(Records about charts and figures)
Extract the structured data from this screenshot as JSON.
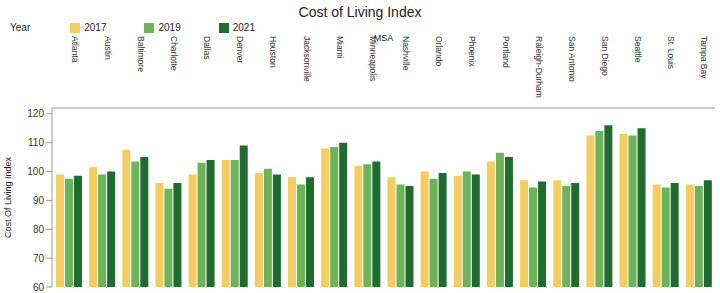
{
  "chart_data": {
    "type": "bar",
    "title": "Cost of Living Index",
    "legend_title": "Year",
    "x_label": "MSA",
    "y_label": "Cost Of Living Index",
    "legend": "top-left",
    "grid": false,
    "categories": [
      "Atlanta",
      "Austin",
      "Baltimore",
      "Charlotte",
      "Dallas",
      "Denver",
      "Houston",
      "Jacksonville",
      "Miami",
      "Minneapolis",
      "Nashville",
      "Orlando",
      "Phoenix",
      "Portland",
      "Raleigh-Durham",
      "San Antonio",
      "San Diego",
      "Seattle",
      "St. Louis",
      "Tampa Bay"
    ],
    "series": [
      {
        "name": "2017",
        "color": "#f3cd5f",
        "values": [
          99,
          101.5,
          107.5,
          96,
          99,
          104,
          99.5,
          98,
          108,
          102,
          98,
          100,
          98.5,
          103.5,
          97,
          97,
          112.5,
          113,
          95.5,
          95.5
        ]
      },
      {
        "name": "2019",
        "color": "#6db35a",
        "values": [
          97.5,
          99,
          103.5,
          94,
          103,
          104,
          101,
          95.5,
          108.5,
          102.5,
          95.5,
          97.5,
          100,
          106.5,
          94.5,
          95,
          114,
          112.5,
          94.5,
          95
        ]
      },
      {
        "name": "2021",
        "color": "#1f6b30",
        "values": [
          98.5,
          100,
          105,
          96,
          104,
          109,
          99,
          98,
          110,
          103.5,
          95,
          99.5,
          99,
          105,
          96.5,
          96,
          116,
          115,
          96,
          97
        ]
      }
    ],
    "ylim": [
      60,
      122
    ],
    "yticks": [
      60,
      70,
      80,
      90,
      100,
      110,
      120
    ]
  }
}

==

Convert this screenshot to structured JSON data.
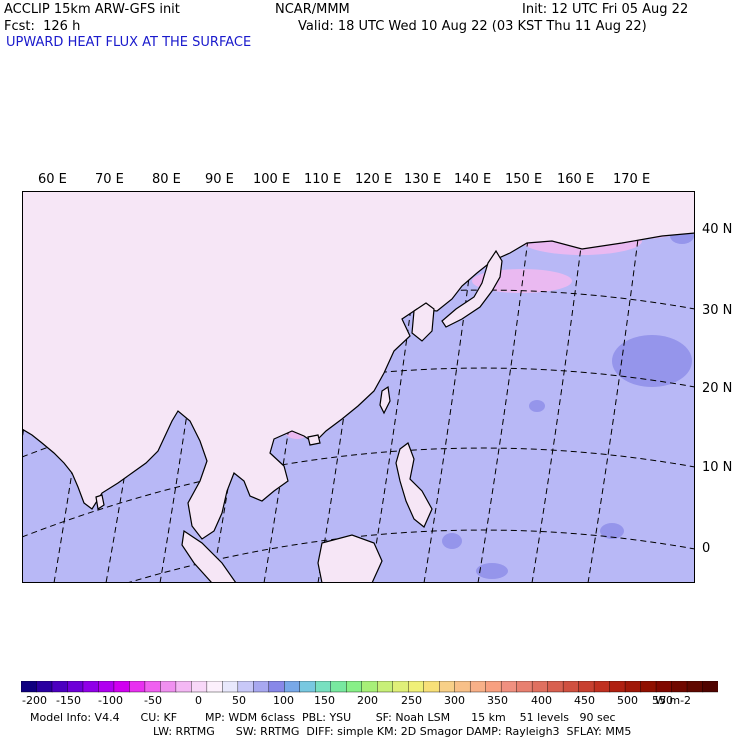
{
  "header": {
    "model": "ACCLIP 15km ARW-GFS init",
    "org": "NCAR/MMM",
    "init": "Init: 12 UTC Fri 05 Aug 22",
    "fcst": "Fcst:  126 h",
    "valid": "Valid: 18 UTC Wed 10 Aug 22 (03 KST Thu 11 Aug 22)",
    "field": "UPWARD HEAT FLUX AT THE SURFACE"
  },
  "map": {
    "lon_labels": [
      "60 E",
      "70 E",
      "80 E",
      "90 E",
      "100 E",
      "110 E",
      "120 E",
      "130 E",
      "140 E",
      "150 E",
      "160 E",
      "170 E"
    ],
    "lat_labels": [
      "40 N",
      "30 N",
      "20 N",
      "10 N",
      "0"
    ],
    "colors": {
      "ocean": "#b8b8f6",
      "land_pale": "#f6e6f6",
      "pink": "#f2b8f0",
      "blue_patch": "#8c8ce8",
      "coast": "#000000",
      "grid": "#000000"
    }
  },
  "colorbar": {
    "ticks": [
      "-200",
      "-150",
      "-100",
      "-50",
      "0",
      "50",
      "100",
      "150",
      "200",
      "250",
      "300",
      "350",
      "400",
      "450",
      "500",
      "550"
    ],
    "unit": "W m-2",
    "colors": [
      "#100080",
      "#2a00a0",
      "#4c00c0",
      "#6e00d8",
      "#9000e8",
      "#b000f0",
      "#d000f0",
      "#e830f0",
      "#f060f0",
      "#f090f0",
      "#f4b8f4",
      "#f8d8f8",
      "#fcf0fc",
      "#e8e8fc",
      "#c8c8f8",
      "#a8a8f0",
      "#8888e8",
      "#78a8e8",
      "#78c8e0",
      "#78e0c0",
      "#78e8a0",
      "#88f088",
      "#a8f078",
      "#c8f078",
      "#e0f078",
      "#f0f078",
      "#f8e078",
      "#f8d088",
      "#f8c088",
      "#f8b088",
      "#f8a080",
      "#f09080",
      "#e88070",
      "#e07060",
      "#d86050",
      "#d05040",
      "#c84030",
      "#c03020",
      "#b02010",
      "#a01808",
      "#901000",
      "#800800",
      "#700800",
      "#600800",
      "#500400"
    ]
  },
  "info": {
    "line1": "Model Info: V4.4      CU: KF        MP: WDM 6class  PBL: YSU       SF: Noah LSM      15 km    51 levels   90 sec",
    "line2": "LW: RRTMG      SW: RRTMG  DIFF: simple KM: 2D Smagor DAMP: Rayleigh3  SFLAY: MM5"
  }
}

* [What the exercise asks] Which lines above hold the word "Cost"? Copy each of them.

* [Expected answer]
    "title": "Cost of Living Index",
    "y_label": "Cost Of Living Index",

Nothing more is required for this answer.